## Records provided:
--- Begin ---

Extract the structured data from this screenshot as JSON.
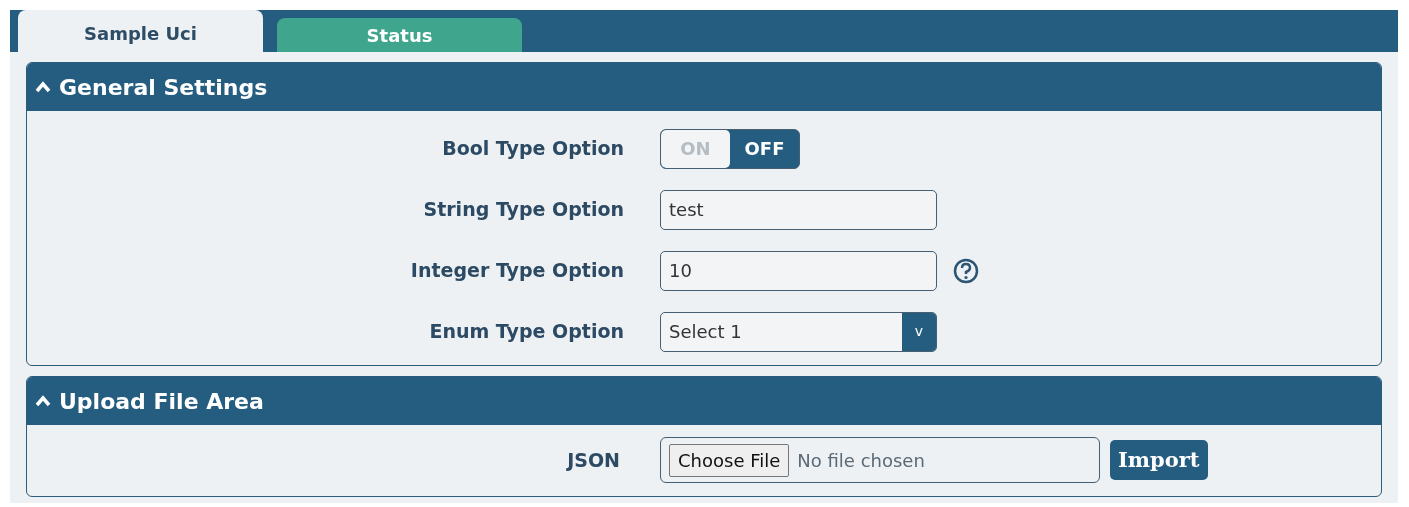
{
  "tabs": [
    {
      "label": "Sample Uci",
      "selected": true
    },
    {
      "label": "Status",
      "selected": false
    }
  ],
  "sections": [
    {
      "title": "General Settings",
      "expanded": true,
      "fields": [
        {
          "kind": "toggle",
          "label": "Bool Type Option",
          "on_text": "ON",
          "off_text": "OFF",
          "on": false
        },
        {
          "kind": "text",
          "label": "String Type Option",
          "value": "test",
          "help": false
        },
        {
          "kind": "text",
          "label": "Integer Type Option",
          "value": "10",
          "help": true
        },
        {
          "kind": "select",
          "label": "Enum Type Option",
          "value": "Select 1",
          "caret": "v"
        }
      ]
    },
    {
      "title": "Upload File Area",
      "expanded": true,
      "fields": [
        {
          "kind": "file",
          "label": "JSON",
          "button": "Choose File",
          "status": "No file chosen",
          "action": "Import"
        }
      ]
    }
  ]
}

--- End ---

## Written instruction:
Without including any picture, repeat the data exactly.

## Task response:
Extract the structured data from this screenshot as JSON.
{
  "tabs": [
    {
      "label": "Sample Uci",
      "selected": true
    },
    {
      "label": "Status",
      "selected": false
    }
  ],
  "sections": [
    {
      "title": "General Settings",
      "expanded": true,
      "fields": [
        {
          "kind": "toggle",
          "label": "Bool Type Option",
          "on_text": "ON",
          "off_text": "OFF",
          "on": false
        },
        {
          "kind": "text",
          "label": "String Type Option",
          "value": "test",
          "help": false
        },
        {
          "kind": "text",
          "label": "Integer Type Option",
          "value": "10",
          "help": true
        },
        {
          "kind": "select",
          "label": "Enum Type Option",
          "value": "Select 1",
          "caret": "v"
        }
      ]
    },
    {
      "title": "Upload File Area",
      "expanded": true,
      "fields": [
        {
          "kind": "file",
          "label": "JSON",
          "button": "Choose File",
          "status": "No file chosen",
          "action": "Import"
        }
      ]
    }
  ]
}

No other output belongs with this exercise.